#### What you are asked to do:
Scan the material and copy every line in which "name" appears.

Collected data:
+++
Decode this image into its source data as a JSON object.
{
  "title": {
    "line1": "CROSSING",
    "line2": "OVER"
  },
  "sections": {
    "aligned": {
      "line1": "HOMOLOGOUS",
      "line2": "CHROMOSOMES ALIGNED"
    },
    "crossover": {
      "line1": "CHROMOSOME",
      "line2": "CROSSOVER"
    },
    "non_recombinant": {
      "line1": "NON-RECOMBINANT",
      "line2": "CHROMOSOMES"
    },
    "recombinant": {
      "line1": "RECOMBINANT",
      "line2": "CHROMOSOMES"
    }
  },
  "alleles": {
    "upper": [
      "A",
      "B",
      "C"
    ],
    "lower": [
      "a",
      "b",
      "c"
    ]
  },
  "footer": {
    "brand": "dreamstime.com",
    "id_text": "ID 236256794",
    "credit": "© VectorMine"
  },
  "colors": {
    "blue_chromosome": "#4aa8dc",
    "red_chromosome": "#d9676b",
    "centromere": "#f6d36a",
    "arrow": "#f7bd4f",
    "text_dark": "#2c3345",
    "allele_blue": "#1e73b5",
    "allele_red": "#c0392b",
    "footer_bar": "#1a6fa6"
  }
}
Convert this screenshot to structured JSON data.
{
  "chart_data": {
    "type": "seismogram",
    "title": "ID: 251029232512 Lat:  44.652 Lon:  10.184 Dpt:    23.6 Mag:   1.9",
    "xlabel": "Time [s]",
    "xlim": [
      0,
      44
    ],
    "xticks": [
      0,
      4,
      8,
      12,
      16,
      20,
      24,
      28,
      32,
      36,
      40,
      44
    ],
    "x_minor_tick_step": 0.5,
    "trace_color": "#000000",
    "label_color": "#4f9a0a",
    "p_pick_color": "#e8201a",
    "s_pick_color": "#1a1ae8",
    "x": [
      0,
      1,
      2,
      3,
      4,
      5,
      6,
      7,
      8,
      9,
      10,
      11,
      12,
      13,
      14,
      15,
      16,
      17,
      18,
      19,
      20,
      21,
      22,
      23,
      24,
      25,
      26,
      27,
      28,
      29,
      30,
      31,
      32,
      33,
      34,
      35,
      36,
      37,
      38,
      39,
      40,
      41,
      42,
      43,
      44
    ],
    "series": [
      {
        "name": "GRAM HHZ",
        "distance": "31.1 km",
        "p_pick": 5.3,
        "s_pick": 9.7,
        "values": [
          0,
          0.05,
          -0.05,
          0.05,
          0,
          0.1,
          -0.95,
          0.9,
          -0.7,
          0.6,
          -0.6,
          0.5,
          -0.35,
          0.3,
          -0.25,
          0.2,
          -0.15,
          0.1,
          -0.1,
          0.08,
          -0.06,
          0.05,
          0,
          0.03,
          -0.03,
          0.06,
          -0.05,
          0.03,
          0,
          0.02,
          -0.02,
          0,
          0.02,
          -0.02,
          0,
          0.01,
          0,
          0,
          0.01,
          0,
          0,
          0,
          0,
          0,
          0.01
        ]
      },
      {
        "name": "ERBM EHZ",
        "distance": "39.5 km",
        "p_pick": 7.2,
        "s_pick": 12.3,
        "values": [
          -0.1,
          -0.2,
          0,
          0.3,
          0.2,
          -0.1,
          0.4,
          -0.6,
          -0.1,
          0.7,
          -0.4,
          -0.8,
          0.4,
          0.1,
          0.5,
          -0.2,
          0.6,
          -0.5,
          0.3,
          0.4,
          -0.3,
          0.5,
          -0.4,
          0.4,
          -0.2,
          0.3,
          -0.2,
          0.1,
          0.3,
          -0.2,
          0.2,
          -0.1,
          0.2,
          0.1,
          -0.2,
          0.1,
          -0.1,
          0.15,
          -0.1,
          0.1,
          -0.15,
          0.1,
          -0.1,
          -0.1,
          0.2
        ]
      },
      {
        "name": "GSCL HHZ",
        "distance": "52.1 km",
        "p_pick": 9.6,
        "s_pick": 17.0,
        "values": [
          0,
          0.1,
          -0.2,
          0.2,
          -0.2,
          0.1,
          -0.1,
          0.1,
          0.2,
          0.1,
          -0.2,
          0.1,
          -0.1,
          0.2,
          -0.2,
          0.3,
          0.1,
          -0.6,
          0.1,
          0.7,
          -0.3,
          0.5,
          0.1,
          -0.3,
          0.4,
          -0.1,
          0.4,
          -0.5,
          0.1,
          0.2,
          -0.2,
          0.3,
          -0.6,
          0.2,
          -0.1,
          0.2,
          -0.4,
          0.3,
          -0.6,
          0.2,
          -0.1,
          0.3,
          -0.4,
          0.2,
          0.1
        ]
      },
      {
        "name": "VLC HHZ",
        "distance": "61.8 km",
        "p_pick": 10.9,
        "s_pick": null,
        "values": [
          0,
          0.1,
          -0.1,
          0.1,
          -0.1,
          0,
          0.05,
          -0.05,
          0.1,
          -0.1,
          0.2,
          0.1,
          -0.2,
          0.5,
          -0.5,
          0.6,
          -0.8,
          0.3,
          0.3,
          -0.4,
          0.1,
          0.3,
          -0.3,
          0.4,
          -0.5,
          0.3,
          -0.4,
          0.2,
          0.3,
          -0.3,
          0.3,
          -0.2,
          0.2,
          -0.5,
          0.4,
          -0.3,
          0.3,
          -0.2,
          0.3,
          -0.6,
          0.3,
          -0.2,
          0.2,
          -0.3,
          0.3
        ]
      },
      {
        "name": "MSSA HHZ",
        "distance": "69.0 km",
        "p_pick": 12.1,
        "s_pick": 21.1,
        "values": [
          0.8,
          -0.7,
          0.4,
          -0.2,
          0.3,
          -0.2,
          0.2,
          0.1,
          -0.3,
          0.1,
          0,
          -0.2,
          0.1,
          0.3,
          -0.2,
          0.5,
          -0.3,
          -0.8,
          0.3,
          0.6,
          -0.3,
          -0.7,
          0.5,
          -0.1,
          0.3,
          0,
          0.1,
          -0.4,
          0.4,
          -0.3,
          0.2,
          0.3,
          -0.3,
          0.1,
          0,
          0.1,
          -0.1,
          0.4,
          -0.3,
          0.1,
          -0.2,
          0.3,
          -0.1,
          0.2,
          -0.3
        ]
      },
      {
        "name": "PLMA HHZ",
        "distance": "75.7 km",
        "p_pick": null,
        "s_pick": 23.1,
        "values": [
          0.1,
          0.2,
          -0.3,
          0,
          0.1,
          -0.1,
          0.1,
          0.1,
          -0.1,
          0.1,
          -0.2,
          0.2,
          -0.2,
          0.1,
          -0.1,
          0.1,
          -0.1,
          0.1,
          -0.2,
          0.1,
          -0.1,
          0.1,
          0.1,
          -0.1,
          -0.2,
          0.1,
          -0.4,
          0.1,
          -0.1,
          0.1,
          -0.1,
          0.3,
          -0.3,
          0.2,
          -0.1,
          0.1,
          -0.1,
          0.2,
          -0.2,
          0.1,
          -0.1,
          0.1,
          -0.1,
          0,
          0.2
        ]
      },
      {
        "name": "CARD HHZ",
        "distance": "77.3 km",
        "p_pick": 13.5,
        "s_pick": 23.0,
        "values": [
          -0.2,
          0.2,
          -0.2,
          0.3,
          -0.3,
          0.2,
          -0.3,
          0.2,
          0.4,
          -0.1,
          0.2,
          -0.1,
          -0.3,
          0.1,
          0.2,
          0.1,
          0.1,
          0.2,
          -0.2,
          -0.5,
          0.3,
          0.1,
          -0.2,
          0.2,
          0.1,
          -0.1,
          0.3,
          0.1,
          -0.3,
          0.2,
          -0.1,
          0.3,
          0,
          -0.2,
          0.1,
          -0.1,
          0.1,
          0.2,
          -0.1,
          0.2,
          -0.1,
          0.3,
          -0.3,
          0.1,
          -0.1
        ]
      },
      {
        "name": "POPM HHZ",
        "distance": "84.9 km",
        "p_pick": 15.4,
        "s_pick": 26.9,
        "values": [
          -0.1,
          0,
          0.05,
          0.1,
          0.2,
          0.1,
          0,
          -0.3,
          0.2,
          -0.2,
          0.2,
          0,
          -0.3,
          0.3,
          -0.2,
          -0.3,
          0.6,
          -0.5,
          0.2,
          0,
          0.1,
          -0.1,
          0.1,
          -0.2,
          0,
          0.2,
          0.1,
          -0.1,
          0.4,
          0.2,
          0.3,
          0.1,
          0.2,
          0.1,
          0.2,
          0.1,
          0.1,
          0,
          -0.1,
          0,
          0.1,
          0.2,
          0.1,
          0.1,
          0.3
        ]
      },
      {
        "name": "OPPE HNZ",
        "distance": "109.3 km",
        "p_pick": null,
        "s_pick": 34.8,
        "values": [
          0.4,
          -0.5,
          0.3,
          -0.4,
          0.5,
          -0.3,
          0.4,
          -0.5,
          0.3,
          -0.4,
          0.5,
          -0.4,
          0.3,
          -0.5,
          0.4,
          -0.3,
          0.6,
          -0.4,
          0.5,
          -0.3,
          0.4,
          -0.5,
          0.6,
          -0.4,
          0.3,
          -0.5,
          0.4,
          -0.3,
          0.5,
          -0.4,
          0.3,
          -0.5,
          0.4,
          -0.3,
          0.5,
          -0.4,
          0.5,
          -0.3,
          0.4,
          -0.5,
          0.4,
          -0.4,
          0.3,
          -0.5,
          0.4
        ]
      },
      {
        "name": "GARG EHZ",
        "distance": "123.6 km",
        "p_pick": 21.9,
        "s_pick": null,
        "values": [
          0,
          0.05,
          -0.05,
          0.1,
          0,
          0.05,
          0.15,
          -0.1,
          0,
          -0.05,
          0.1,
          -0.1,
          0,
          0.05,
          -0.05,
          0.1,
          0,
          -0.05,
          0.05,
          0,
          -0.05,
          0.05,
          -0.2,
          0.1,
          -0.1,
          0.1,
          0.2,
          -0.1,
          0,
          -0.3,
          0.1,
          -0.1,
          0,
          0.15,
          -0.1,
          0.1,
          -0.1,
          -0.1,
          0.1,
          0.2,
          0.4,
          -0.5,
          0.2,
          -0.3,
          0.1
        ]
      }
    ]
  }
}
+++
#### Exercise response:
        "name": "GRAM HHZ",
        "name": "ERBM EHZ",
        "name": "GSCL HHZ",
        "name": "VLC HHZ",
        "name": "MSSA HHZ",
        "name": "PLMA HHZ",
        "name": "CARD HHZ",
        "name": "POPM HHZ",
        "name": "OPPE HNZ",
        "name": "GARG EHZ",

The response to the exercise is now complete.